+++ Material for the task +++
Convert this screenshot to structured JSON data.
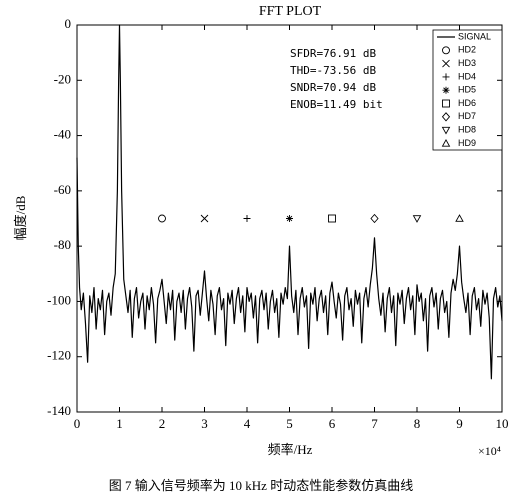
{
  "chart_data": {
    "type": "line",
    "title": "FFT PLOT",
    "xlabel": "频率/Hz",
    "ylabel": "幅度/dB",
    "x_scale_label": "×10⁴",
    "caption": "图 7   输入信号频率为 10 kHz 时动态性能参数仿真曲线",
    "annotations": [
      "SFDR=76.91 dB",
      "THD=-73.56 dB",
      "SNDR=70.94 dB",
      "ENOB=11.49 bit"
    ],
    "xlim": [
      0,
      10
    ],
    "xticks": [
      0,
      1,
      2,
      3,
      4,
      5,
      6,
      7,
      8,
      9,
      10
    ],
    "ylim": [
      -140,
      0
    ],
    "yticks": [
      0,
      -20,
      -40,
      -60,
      -80,
      -100,
      -120,
      -140
    ],
    "grid": false,
    "legend": "upper right",
    "series": [
      {
        "name": "SIGNAL",
        "color": "#000000",
        "x": [
          0,
          0.03,
          0.06,
          0.1,
          0.15,
          0.2,
          0.25,
          0.3,
          0.35,
          0.4,
          0.45,
          0.5,
          0.55,
          0.6,
          0.65,
          0.7,
          0.75,
          0.8,
          0.85,
          0.9,
          0.95,
          0.98,
          1.0,
          1.02,
          1.05,
          1.1,
          1.15,
          1.2,
          1.25,
          1.3,
          1.35,
          1.4,
          1.45,
          1.5,
          1.55,
          1.6,
          1.65,
          1.7,
          1.75,
          1.8,
          1.85,
          1.9,
          1.95,
          2.0,
          2.05,
          2.1,
          2.15,
          2.2,
          2.25,
          2.3,
          2.35,
          2.4,
          2.45,
          2.5,
          2.55,
          2.6,
          2.65,
          2.7,
          2.75,
          2.8,
          2.85,
          2.9,
          2.95,
          3.0,
          3.05,
          3.1,
          3.15,
          3.2,
          3.25,
          3.3,
          3.35,
          3.4,
          3.45,
          3.5,
          3.55,
          3.6,
          3.65,
          3.7,
          3.75,
          3.8,
          3.85,
          3.9,
          3.95,
          4.0,
          4.05,
          4.1,
          4.15,
          4.2,
          4.25,
          4.3,
          4.35,
          4.4,
          4.45,
          4.5,
          4.55,
          4.6,
          4.65,
          4.7,
          4.75,
          4.8,
          4.85,
          4.9,
          4.95,
          5.0,
          5.05,
          5.1,
          5.15,
          5.2,
          5.25,
          5.3,
          5.35,
          5.4,
          5.45,
          5.5,
          5.55,
          5.6,
          5.65,
          5.7,
          5.75,
          5.8,
          5.85,
          5.9,
          5.95,
          6.0,
          6.05,
          6.1,
          6.15,
          6.2,
          6.25,
          6.3,
          6.35,
          6.4,
          6.45,
          6.5,
          6.55,
          6.6,
          6.65,
          6.7,
          6.75,
          6.8,
          6.85,
          6.9,
          6.95,
          7.0,
          7.05,
          7.1,
          7.15,
          7.2,
          7.25,
          7.3,
          7.35,
          7.4,
          7.45,
          7.5,
          7.55,
          7.6,
          7.65,
          7.7,
          7.75,
          7.8,
          7.85,
          7.9,
          7.95,
          8.0,
          8.05,
          8.1,
          8.15,
          8.2,
          8.25,
          8.3,
          8.35,
          8.4,
          8.45,
          8.5,
          8.55,
          8.6,
          8.65,
          8.7,
          8.75,
          8.8,
          8.85,
          8.9,
          8.95,
          9.0,
          9.05,
          9.1,
          9.15,
          9.2,
          9.25,
          9.3,
          9.35,
          9.4,
          9.45,
          9.5,
          9.55,
          9.6,
          9.65,
          9.7,
          9.75,
          9.8,
          9.85,
          9.9,
          9.95,
          10.0
        ],
        "values": [
          -48,
          -80,
          -95,
          -103,
          -97,
          -108,
          -122,
          -98,
          -104,
          -95,
          -110,
          -99,
          -103,
          -96,
          -112,
          -100,
          -97,
          -105,
          -95,
          -90,
          -60,
          -20,
          0,
          -20,
          -60,
          -92,
          -98,
          -104,
          -96,
          -113,
          -99,
          -95,
          -106,
          -100,
          -97,
          -110,
          -98,
          -103,
          -95,
          -101,
          -115,
          -99,
          -96,
          -92,
          -100,
          -108,
          -97,
          -103,
          -96,
          -114,
          -100,
          -97,
          -104,
          -96,
          -110,
          -99,
          -95,
          -102,
          -118,
          -98,
          -96,
          -105,
          -97,
          -89,
          -99,
          -107,
          -96,
          -101,
          -112,
          -98,
          -95,
          -103,
          -99,
          -116,
          -97,
          -101,
          -96,
          -108,
          -99,
          -95,
          -104,
          -98,
          -111,
          -95,
          -100,
          -97,
          -106,
          -98,
          -115,
          -99,
          -96,
          -103,
          -97,
          -110,
          -100,
          -96,
          -104,
          -99,
          -113,
          -97,
          -101,
          -95,
          -99,
          -80,
          -98,
          -104,
          -96,
          -112,
          -99,
          -95,
          -102,
          -98,
          -117,
          -97,
          -101,
          -95,
          -107,
          -99,
          -96,
          -104,
          -98,
          -112,
          -97,
          -93,
          -100,
          -106,
          -97,
          -101,
          -114,
          -98,
          -95,
          -103,
          -99,
          -109,
          -96,
          -101,
          -97,
          -115,
          -99,
          -95,
          -102,
          -94,
          -88,
          -77,
          -90,
          -99,
          -105,
          -97,
          -111,
          -99,
          -95,
          -104,
          -98,
          -116,
          -97,
          -101,
          -96,
          -108,
          -99,
          -95,
          -103,
          -98,
          -112,
          -94,
          -100,
          -97,
          -107,
          -99,
          -118,
          -98,
          -95,
          -102,
          -97,
          -110,
          -99,
          -96,
          -104,
          -100,
          -113,
          -97,
          -92,
          -96,
          -90,
          -80,
          -93,
          -99,
          -104,
          -97,
          -112,
          -98,
          -95,
          -103,
          -99,
          -109,
          -96,
          -101,
          -97,
          -106,
          -128,
          -99,
          -95,
          -102,
          -98,
          -107
        ]
      },
      {
        "name": "HD2",
        "marker": "circle",
        "x": [
          2
        ],
        "values": [
          -70
        ]
      },
      {
        "name": "HD3",
        "marker": "x",
        "x": [
          3
        ],
        "values": [
          -70
        ]
      },
      {
        "name": "HD4",
        "marker": "plus",
        "x": [
          4
        ],
        "values": [
          -70
        ]
      },
      {
        "name": "HD5",
        "marker": "star",
        "x": [
          5
        ],
        "values": [
          -70
        ]
      },
      {
        "name": "HD6",
        "marker": "square",
        "x": [
          6
        ],
        "values": [
          -70
        ]
      },
      {
        "name": "HD7",
        "marker": "diamond",
        "x": [
          7
        ],
        "values": [
          -70
        ]
      },
      {
        "name": "HD8",
        "marker": "triangle-down",
        "x": [
          8
        ],
        "values": [
          -70
        ]
      },
      {
        "name": "HD9",
        "marker": "triangle-up",
        "x": [
          9
        ],
        "values": [
          -70
        ]
      }
    ]
  }
}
+++
Task description.
Exclude the pictures and repeat every other part of the records word for word.

Output.
Convert this screenshot to structured JSON data.
{
  "chart_data": {
    "type": "line",
    "title": "FFT PLOT",
    "xlabel": "频率/Hz",
    "ylabel": "幅度/dB",
    "x_scale_label": "×10⁴",
    "caption": "图 7   输入信号频率为 10 kHz 时动态性能参数仿真曲线",
    "annotations": [
      "SFDR=76.91 dB",
      "THD=-73.56 dB",
      "SNDR=70.94 dB",
      "ENOB=11.49 bit"
    ],
    "xlim": [
      0,
      10
    ],
    "xticks": [
      0,
      1,
      2,
      3,
      4,
      5,
      6,
      7,
      8,
      9,
      10
    ],
    "ylim": [
      -140,
      0
    ],
    "yticks": [
      0,
      -20,
      -40,
      -60,
      -80,
      -100,
      -120,
      -140
    ],
    "grid": false,
    "legend": "upper right",
    "series": [
      {
        "name": "SIGNAL",
        "color": "#000000",
        "x": [
          0,
          0.03,
          0.06,
          0.1,
          0.15,
          0.2,
          0.25,
          0.3,
          0.35,
          0.4,
          0.45,
          0.5,
          0.55,
          0.6,
          0.65,
          0.7,
          0.75,
          0.8,
          0.85,
          0.9,
          0.95,
          0.98,
          1.0,
          1.02,
          1.05,
          1.1,
          1.15,
          1.2,
          1.25,
          1.3,
          1.35,
          1.4,
          1.45,
          1.5,
          1.55,
          1.6,
          1.65,
          1.7,
          1.75,
          1.8,
          1.85,
          1.9,
          1.95,
          2.0,
          2.05,
          2.1,
          2.15,
          2.2,
          2.25,
          2.3,
          2.35,
          2.4,
          2.45,
          2.5,
          2.55,
          2.6,
          2.65,
          2.7,
          2.75,
          2.8,
          2.85,
          2.9,
          2.95,
          3.0,
          3.05,
          3.1,
          3.15,
          3.2,
          3.25,
          3.3,
          3.35,
          3.4,
          3.45,
          3.5,
          3.55,
          3.6,
          3.65,
          3.7,
          3.75,
          3.8,
          3.85,
          3.9,
          3.95,
          4.0,
          4.05,
          4.1,
          4.15,
          4.2,
          4.25,
          4.3,
          4.35,
          4.4,
          4.45,
          4.5,
          4.55,
          4.6,
          4.65,
          4.7,
          4.75,
          4.8,
          4.85,
          4.9,
          4.95,
          5.0,
          5.05,
          5.1,
          5.15,
          5.2,
          5.25,
          5.3,
          5.35,
          5.4,
          5.45,
          5.5,
          5.55,
          5.6,
          5.65,
          5.7,
          5.75,
          5.8,
          5.85,
          5.9,
          5.95,
          6.0,
          6.05,
          6.1,
          6.15,
          6.2,
          6.25,
          6.3,
          6.35,
          6.4,
          6.45,
          6.5,
          6.55,
          6.6,
          6.65,
          6.7,
          6.75,
          6.8,
          6.85,
          6.9,
          6.95,
          7.0,
          7.05,
          7.1,
          7.15,
          7.2,
          7.25,
          7.3,
          7.35,
          7.4,
          7.45,
          7.5,
          7.55,
          7.6,
          7.65,
          7.7,
          7.75,
          7.8,
          7.85,
          7.9,
          7.95,
          8.0,
          8.05,
          8.1,
          8.15,
          8.2,
          8.25,
          8.3,
          8.35,
          8.4,
          8.45,
          8.5,
          8.55,
          8.6,
          8.65,
          8.7,
          8.75,
          8.8,
          8.85,
          8.9,
          8.95,
          9.0,
          9.05,
          9.1,
          9.15,
          9.2,
          9.25,
          9.3,
          9.35,
          9.4,
          9.45,
          9.5,
          9.55,
          9.6,
          9.65,
          9.7,
          9.75,
          9.8,
          9.85,
          9.9,
          9.95,
          10.0
        ],
        "values": [
          -48,
          -80,
          -95,
          -103,
          -97,
          -108,
          -122,
          -98,
          -104,
          -95,
          -110,
          -99,
          -103,
          -96,
          -112,
          -100,
          -97,
          -105,
          -95,
          -90,
          -60,
          -20,
          0,
          -20,
          -60,
          -92,
          -98,
          -104,
          -96,
          -113,
          -99,
          -95,
          -106,
          -100,
          -97,
          -110,
          -98,
          -103,
          -95,
          -101,
          -115,
          -99,
          -96,
          -92,
          -100,
          -108,
          -97,
          -103,
          -96,
          -114,
          -100,
          -97,
          -104,
          -96,
          -110,
          -99,
          -95,
          -102,
          -118,
          -98,
          -96,
          -105,
          -97,
          -89,
          -99,
          -107,
          -96,
          -101,
          -112,
          -98,
          -95,
          -103,
          -99,
          -116,
          -97,
          -101,
          -96,
          -108,
          -99,
          -95,
          -104,
          -98,
          -111,
          -95,
          -100,
          -97,
          -106,
          -98,
          -115,
          -99,
          -96,
          -103,
          -97,
          -110,
          -100,
          -96,
          -104,
          -99,
          -113,
          -97,
          -101,
          -95,
          -99,
          -80,
          -98,
          -104,
          -96,
          -112,
          -99,
          -95,
          -102,
          -98,
          -117,
          -97,
          -101,
          -95,
          -107,
          -99,
          -96,
          -104,
          -98,
          -112,
          -97,
          -93,
          -100,
          -106,
          -97,
          -101,
          -114,
          -98,
          -95,
          -103,
          -99,
          -109,
          -96,
          -101,
          -97,
          -115,
          -99,
          -95,
          -102,
          -94,
          -88,
          -77,
          -90,
          -99,
          -105,
          -97,
          -111,
          -99,
          -95,
          -104,
          -98,
          -116,
          -97,
          -101,
          -96,
          -108,
          -99,
          -95,
          -103,
          -98,
          -112,
          -94,
          -100,
          -97,
          -107,
          -99,
          -118,
          -98,
          -95,
          -102,
          -97,
          -110,
          -99,
          -96,
          -104,
          -100,
          -113,
          -97,
          -92,
          -96,
          -90,
          -80,
          -93,
          -99,
          -104,
          -97,
          -112,
          -98,
          -95,
          -103,
          -99,
          -109,
          -96,
          -101,
          -97,
          -106,
          -128,
          -99,
          -95,
          -102,
          -98,
          -107
        ]
      },
      {
        "name": "HD2",
        "marker": "circle",
        "x": [
          2
        ],
        "values": [
          -70
        ]
      },
      {
        "name": "HD3",
        "marker": "x",
        "x": [
          3
        ],
        "values": [
          -70
        ]
      },
      {
        "name": "HD4",
        "marker": "plus",
        "x": [
          4
        ],
        "values": [
          -70
        ]
      },
      {
        "name": "HD5",
        "marker": "star",
        "x": [
          5
        ],
        "values": [
          -70
        ]
      },
      {
        "name": "HD6",
        "marker": "square",
        "x": [
          6
        ],
        "values": [
          -70
        ]
      },
      {
        "name": "HD7",
        "marker": "diamond",
        "x": [
          7
        ],
        "values": [
          -70
        ]
      },
      {
        "name": "HD8",
        "marker": "triangle-down",
        "x": [
          8
        ],
        "values": [
          -70
        ]
      },
      {
        "name": "HD9",
        "marker": "triangle-up",
        "x": [
          9
        ],
        "values": [
          -70
        ]
      }
    ]
  }
}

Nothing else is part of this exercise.